All of the listing below must be repeated word for word. Pictures are the only thing to omit.

EXERCISE MATERIAL:
——

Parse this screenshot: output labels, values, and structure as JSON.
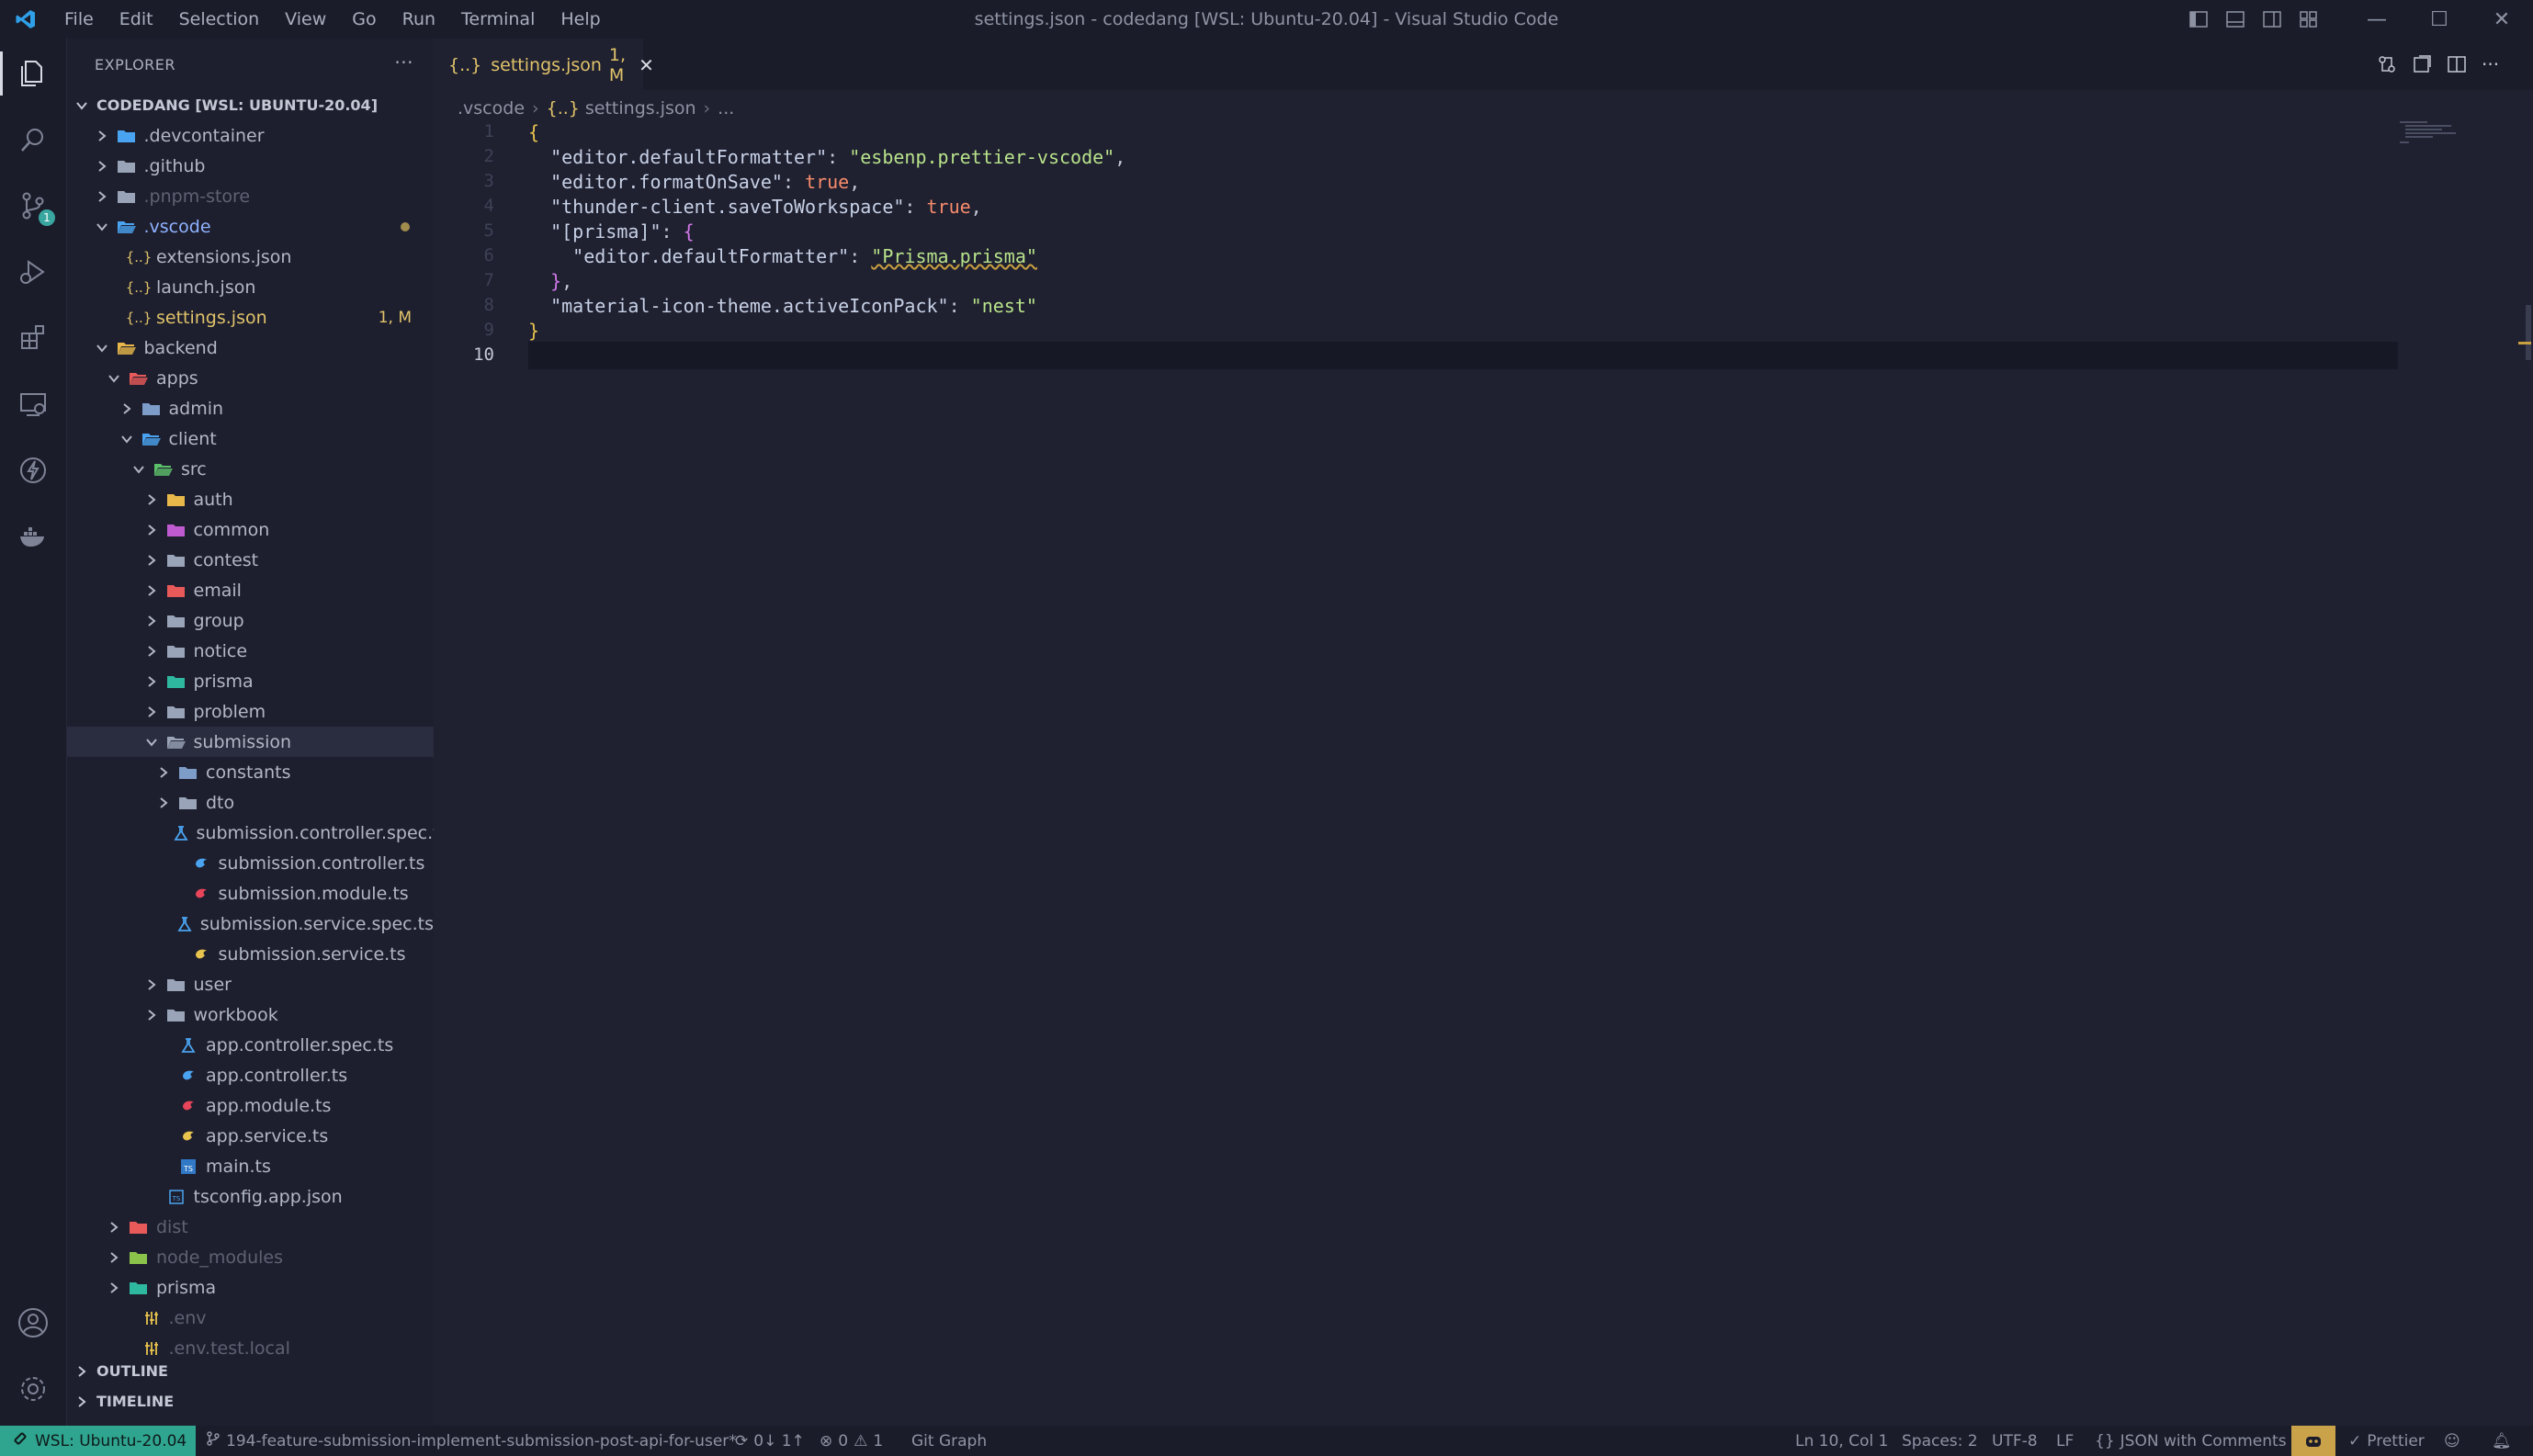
{
  "window": {
    "title": "settings.json - codedang [WSL: Ubuntu-20.04] - Visual Studio Code",
    "menu": [
      "File",
      "Edit",
      "Selection",
      "View",
      "Go",
      "Run",
      "Terminal",
      "Help"
    ]
  },
  "activity_bar": {
    "items": [
      "explorer-icon",
      "search-icon",
      "source-control-icon",
      "run-debug-icon",
      "extensions-icon",
      "remote-explorer-icon",
      "thunder-client-icon",
      "docker-icon"
    ],
    "source_control_badge": "1",
    "bottom": [
      "account-icon",
      "settings-gear-icon"
    ]
  },
  "sidebar": {
    "title": "EXPLORER",
    "more": "···",
    "root": "CODEDANG [WSL: UBUNTU-20.04]",
    "items": [
      {
        "label": ".devcontainer",
        "depth": 1,
        "type": "folder",
        "open": false,
        "icon_color": "#4aa3f0"
      },
      {
        "label": ".github",
        "depth": 1,
        "type": "folder",
        "open": false,
        "icon_color": "#9aa4b8"
      },
      {
        "label": ".pnpm-store",
        "depth": 1,
        "type": "folder",
        "open": false,
        "dim": true,
        "icon_color": "#9aa4b8"
      },
      {
        "label": ".vscode",
        "depth": 1,
        "type": "folder",
        "open": true,
        "accent": true,
        "dot": true,
        "icon_color": "#4aa3f0"
      },
      {
        "label": "extensions.json",
        "depth": 2,
        "type": "json"
      },
      {
        "label": "launch.json",
        "depth": 2,
        "type": "json"
      },
      {
        "label": "settings.json",
        "depth": 2,
        "type": "json",
        "modified": true,
        "status": "1, M"
      },
      {
        "label": "backend",
        "depth": 1,
        "type": "folder",
        "open": true,
        "icon_color": "#e8b84a"
      },
      {
        "label": "apps",
        "depth": 2,
        "type": "folder",
        "open": true,
        "icon_color": "#e85a5a"
      },
      {
        "label": "admin",
        "depth": 3,
        "type": "folder",
        "open": false,
        "icon_color": "#7e9cc8"
      },
      {
        "label": "client",
        "depth": 3,
        "type": "folder",
        "open": true,
        "icon_color": "#4aa3f0"
      },
      {
        "label": "src",
        "depth": 4,
        "type": "folder",
        "open": true,
        "icon_color": "#5cbf6a"
      },
      {
        "label": "auth",
        "depth": 5,
        "type": "folder",
        "open": false,
        "icon_color": "#e8b84a"
      },
      {
        "label": "common",
        "depth": 5,
        "type": "folder",
        "open": false,
        "icon_color": "#c05ad0"
      },
      {
        "label": "contest",
        "depth": 5,
        "type": "folder",
        "open": false,
        "icon_color": "#9aa4b8"
      },
      {
        "label": "email",
        "depth": 5,
        "type": "folder",
        "open": false,
        "icon_color": "#e85a5a"
      },
      {
        "label": "group",
        "depth": 5,
        "type": "folder",
        "open": false,
        "icon_color": "#9aa4b8"
      },
      {
        "label": "notice",
        "depth": 5,
        "type": "folder",
        "open": false,
        "icon_color": "#9aa4b8"
      },
      {
        "label": "prisma",
        "depth": 5,
        "type": "folder",
        "open": false,
        "icon_color": "#2fb8a0"
      },
      {
        "label": "problem",
        "depth": 5,
        "type": "folder",
        "open": false,
        "icon_color": "#9aa4b8"
      },
      {
        "label": "submission",
        "depth": 5,
        "type": "folder",
        "open": true,
        "selected": true,
        "icon_color": "#9aa4b8"
      },
      {
        "label": "constants",
        "depth": 6,
        "type": "folder",
        "open": false,
        "icon_color": "#7e9cc8"
      },
      {
        "label": "dto",
        "depth": 6,
        "type": "folder",
        "open": false,
        "icon_color": "#9aa4b8"
      },
      {
        "label": "submission.controller.spec.ts",
        "depth": 7,
        "type": "spec"
      },
      {
        "label": "submission.controller.ts",
        "depth": 7,
        "type": "controller"
      },
      {
        "label": "submission.module.ts",
        "depth": 7,
        "type": "module"
      },
      {
        "label": "submission.service.spec.ts",
        "depth": 7,
        "type": "spec"
      },
      {
        "label": "submission.service.ts",
        "depth": 7,
        "type": "service"
      },
      {
        "label": "user",
        "depth": 5,
        "type": "folder",
        "open": false,
        "icon_color": "#9aa4b8"
      },
      {
        "label": "workbook",
        "depth": 5,
        "type": "folder",
        "open": false,
        "icon_color": "#9aa4b8"
      },
      {
        "label": "app.controller.spec.ts",
        "depth": 6,
        "type": "spec"
      },
      {
        "label": "app.controller.ts",
        "depth": 6,
        "type": "controller"
      },
      {
        "label": "app.module.ts",
        "depth": 6,
        "type": "module"
      },
      {
        "label": "app.service.ts",
        "depth": 6,
        "type": "service"
      },
      {
        "label": "main.ts",
        "depth": 6,
        "type": "ts"
      },
      {
        "label": "tsconfig.app.json",
        "depth": 5,
        "type": "tsconfig"
      },
      {
        "label": "dist",
        "depth": 2,
        "type": "folder",
        "open": false,
        "dim": true,
        "icon_color": "#e85a5a"
      },
      {
        "label": "node_modules",
        "depth": 2,
        "type": "folder",
        "open": false,
        "dim": true,
        "icon_color": "#8bc34a"
      },
      {
        "label": "prisma",
        "depth": 2,
        "type": "folder",
        "open": false,
        "icon_color": "#2fb8a0"
      },
      {
        "label": ".env",
        "depth": 3,
        "type": "env",
        "dim": true
      },
      {
        "label": ".env.test.local",
        "depth": 3,
        "type": "env",
        "dim": true
      }
    ],
    "outline": "OUTLINE",
    "timeline": "TIMELINE"
  },
  "editor": {
    "tab": {
      "icon": "{..}",
      "label": "settings.json",
      "status": "1, M",
      "close": "✕"
    },
    "breadcrumb": [
      ".vscode",
      "settings.json",
      "..."
    ],
    "breadcrumb_icon": "{..}",
    "line_numbers": [
      "1",
      "2",
      "3",
      "4",
      "5",
      "6",
      "7",
      "8",
      "9",
      "10"
    ],
    "current_line": "10"
  },
  "statusbar": {
    "remote": "WSL: Ubuntu-20.04",
    "branch": "194-feature-submission-implement-submission-post-api-for-user*",
    "sync": "0↓ 1↑",
    "errors": "0",
    "warnings": "1",
    "git_graph": "Git Graph",
    "position": "Ln 10, Col 1",
    "spaces": "Spaces: 2",
    "encoding": "UTF-8",
    "eol": "LF",
    "language": "JSON with Comments",
    "prettier": "Prettier"
  }
}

——

THE ANSWER:
Parse this screenshot: output labels, values, and structure as JSON.
{
  "window": {
    "title": "settings.json - codedang [WSL: Ubuntu-20.04] - Visual Studio Code",
    "menu": [
      "File",
      "Edit",
      "Selection",
      "View",
      "Go",
      "Run",
      "Terminal",
      "Help"
    ]
  },
  "activity_bar": {
    "items": [
      "explorer-icon",
      "search-icon",
      "source-control-icon",
      "run-debug-icon",
      "extensions-icon",
      "remote-explorer-icon",
      "thunder-client-icon",
      "docker-icon"
    ],
    "source_control_badge": "1",
    "bottom": [
      "account-icon",
      "settings-gear-icon"
    ]
  },
  "sidebar": {
    "title": "EXPLORER",
    "more": "···",
    "root": "CODEDANG [WSL: UBUNTU-20.04]",
    "items": [
      {
        "label": ".devcontainer",
        "depth": 1,
        "type": "folder",
        "open": false,
        "icon_color": "#4aa3f0"
      },
      {
        "label": ".github",
        "depth": 1,
        "type": "folder",
        "open": false,
        "icon_color": "#9aa4b8"
      },
      {
        "label": ".pnpm-store",
        "depth": 1,
        "type": "folder",
        "open": false,
        "dim": true,
        "icon_color": "#9aa4b8"
      },
      {
        "label": ".vscode",
        "depth": 1,
        "type": "folder",
        "open": true,
        "accent": true,
        "dot": true,
        "icon_color": "#4aa3f0"
      },
      {
        "label": "extensions.json",
        "depth": 2,
        "type": "json"
      },
      {
        "label": "launch.json",
        "depth": 2,
        "type": "json"
      },
      {
        "label": "settings.json",
        "depth": 2,
        "type": "json",
        "modified": true,
        "status": "1, M"
      },
      {
        "label": "backend",
        "depth": 1,
        "type": "folder",
        "open": true,
        "icon_color": "#e8b84a"
      },
      {
        "label": "apps",
        "depth": 2,
        "type": "folder",
        "open": true,
        "icon_color": "#e85a5a"
      },
      {
        "label": "admin",
        "depth": 3,
        "type": "folder",
        "open": false,
        "icon_color": "#7e9cc8"
      },
      {
        "label": "client",
        "depth": 3,
        "type": "folder",
        "open": true,
        "icon_color": "#4aa3f0"
      },
      {
        "label": "src",
        "depth": 4,
        "type": "folder",
        "open": true,
        "icon_color": "#5cbf6a"
      },
      {
        "label": "auth",
        "depth": 5,
        "type": "folder",
        "open": false,
        "icon_color": "#e8b84a"
      },
      {
        "label": "common",
        "depth": 5,
        "type": "folder",
        "open": false,
        "icon_color": "#c05ad0"
      },
      {
        "label": "contest",
        "depth": 5,
        "type": "folder",
        "open": false,
        "icon_color": "#9aa4b8"
      },
      {
        "label": "email",
        "depth": 5,
        "type": "folder",
        "open": false,
        "icon_color": "#e85a5a"
      },
      {
        "label": "group",
        "depth": 5,
        "type": "folder",
        "open": false,
        "icon_color": "#9aa4b8"
      },
      {
        "label": "notice",
        "depth": 5,
        "type": "folder",
        "open": false,
        "icon_color": "#9aa4b8"
      },
      {
        "label": "prisma",
        "depth": 5,
        "type": "folder",
        "open": false,
        "icon_color": "#2fb8a0"
      },
      {
        "label": "problem",
        "depth": 5,
        "type": "folder",
        "open": false,
        "icon_color": "#9aa4b8"
      },
      {
        "label": "submission",
        "depth": 5,
        "type": "folder",
        "open": true,
        "selected": true,
        "icon_color": "#9aa4b8"
      },
      {
        "label": "constants",
        "depth": 6,
        "type": "folder",
        "open": false,
        "icon_color": "#7e9cc8"
      },
      {
        "label": "dto",
        "depth": 6,
        "type": "folder",
        "open": false,
        "icon_color": "#9aa4b8"
      },
      {
        "label": "submission.controller.spec.ts",
        "depth": 7,
        "type": "spec"
      },
      {
        "label": "submission.controller.ts",
        "depth": 7,
        "type": "controller"
      },
      {
        "label": "submission.module.ts",
        "depth": 7,
        "type": "module"
      },
      {
        "label": "submission.service.spec.ts",
        "depth": 7,
        "type": "spec"
      },
      {
        "label": "submission.service.ts",
        "depth": 7,
        "type": "service"
      },
      {
        "label": "user",
        "depth": 5,
        "type": "folder",
        "open": false,
        "icon_color": "#9aa4b8"
      },
      {
        "label": "workbook",
        "depth": 5,
        "type": "folder",
        "open": false,
        "icon_color": "#9aa4b8"
      },
      {
        "label": "app.controller.spec.ts",
        "depth": 6,
        "type": "spec"
      },
      {
        "label": "app.controller.ts",
        "depth": 6,
        "type": "controller"
      },
      {
        "label": "app.module.ts",
        "depth": 6,
        "type": "module"
      },
      {
        "label": "app.service.ts",
        "depth": 6,
        "type": "service"
      },
      {
        "label": "main.ts",
        "depth": 6,
        "type": "ts"
      },
      {
        "label": "tsconfig.app.json",
        "depth": 5,
        "type": "tsconfig"
      },
      {
        "label": "dist",
        "depth": 2,
        "type": "folder",
        "open": false,
        "dim": true,
        "icon_color": "#e85a5a"
      },
      {
        "label": "node_modules",
        "depth": 2,
        "type": "folder",
        "open": false,
        "dim": true,
        "icon_color": "#8bc34a"
      },
      {
        "label": "prisma",
        "depth": 2,
        "type": "folder",
        "open": false,
        "icon_color": "#2fb8a0"
      },
      {
        "label": ".env",
        "depth": 3,
        "type": "env",
        "dim": true
      },
      {
        "label": ".env.test.local",
        "depth": 3,
        "type": "env",
        "dim": true
      }
    ],
    "outline": "OUTLINE",
    "timeline": "TIMELINE"
  },
  "editor": {
    "tab": {
      "icon": "{..}",
      "label": "settings.json",
      "status": "1, M",
      "close": "✕"
    },
    "breadcrumb": [
      ".vscode",
      "settings.json",
      "..."
    ],
    "breadcrumb_icon": "{..}",
    "line_numbers": [
      "1",
      "2",
      "3",
      "4",
      "5",
      "6",
      "7",
      "8",
      "9",
      "10"
    ],
    "current_line": "10"
  },
  "statusbar": {
    "remote": "WSL: Ubuntu-20.04",
    "branch": "194-feature-submission-implement-submission-post-api-for-user*",
    "sync": "0↓ 1↑",
    "errors": "0",
    "warnings": "1",
    "git_graph": "Git Graph",
    "position": "Ln 10, Col 1",
    "spaces": "Spaces: 2",
    "encoding": "UTF-8",
    "eol": "LF",
    "language": "JSON with Comments",
    "prettier": "Prettier"
  }
}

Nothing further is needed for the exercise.